## Begin

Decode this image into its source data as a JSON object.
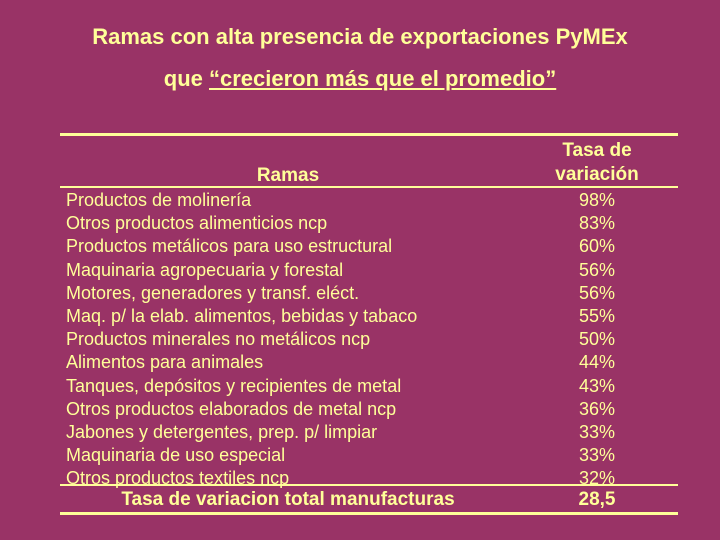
{
  "title": {
    "line1": "Ramas con alta presencia de exportaciones PyMEx",
    "line2_prefix": "que ",
    "line2_underlined": "“crecieron más que el promedio”"
  },
  "table": {
    "header_rama": "Ramas",
    "header_tasa_1": "Tasa de",
    "header_tasa_2": "variación",
    "rows": [
      {
        "name": "Productos de molinería",
        "value": "98%"
      },
      {
        "name": "Otros productos alimenticios ncp",
        "value": "83%"
      },
      {
        "name": "Productos metálicos para uso estructural",
        "value": "60%"
      },
      {
        "name": "Maquinaria agropecuaria y forestal",
        "value": "56%"
      },
      {
        "name": "Motores, generadores y transf. eléct.",
        "value": "56%"
      },
      {
        "name": "Maq. p/ la elab. alimentos, bebidas y tabaco",
        "value": "55%"
      },
      {
        "name": "Productos minerales no metálicos ncp",
        "value": "50%"
      },
      {
        "name": "Alimentos  para animales",
        "value": "44%"
      },
      {
        "name": "Tanques, depósitos y recipientes de metal",
        "value": "43%"
      },
      {
        "name": "Otros productos elaborados de metal ncp",
        "value": "36%"
      },
      {
        "name": "Jabones y detergentes, prep. p/ limpiar",
        "value": "33%"
      },
      {
        "name": "Maquinaria de uso especial",
        "value": "33%"
      },
      {
        "name": "Otros productos textiles ncp",
        "value": "32%"
      }
    ],
    "total_label": "Tasa de variacion total manufacturas",
    "total_value": "28,5"
  },
  "colors": {
    "background": "#993366",
    "text": "#ffff99"
  }
}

## End

WHAT TO PRODUCE => Report only the number of lines in the listing that contain the word "metal".

SOLUTION FOR THIS EXERCISE => 2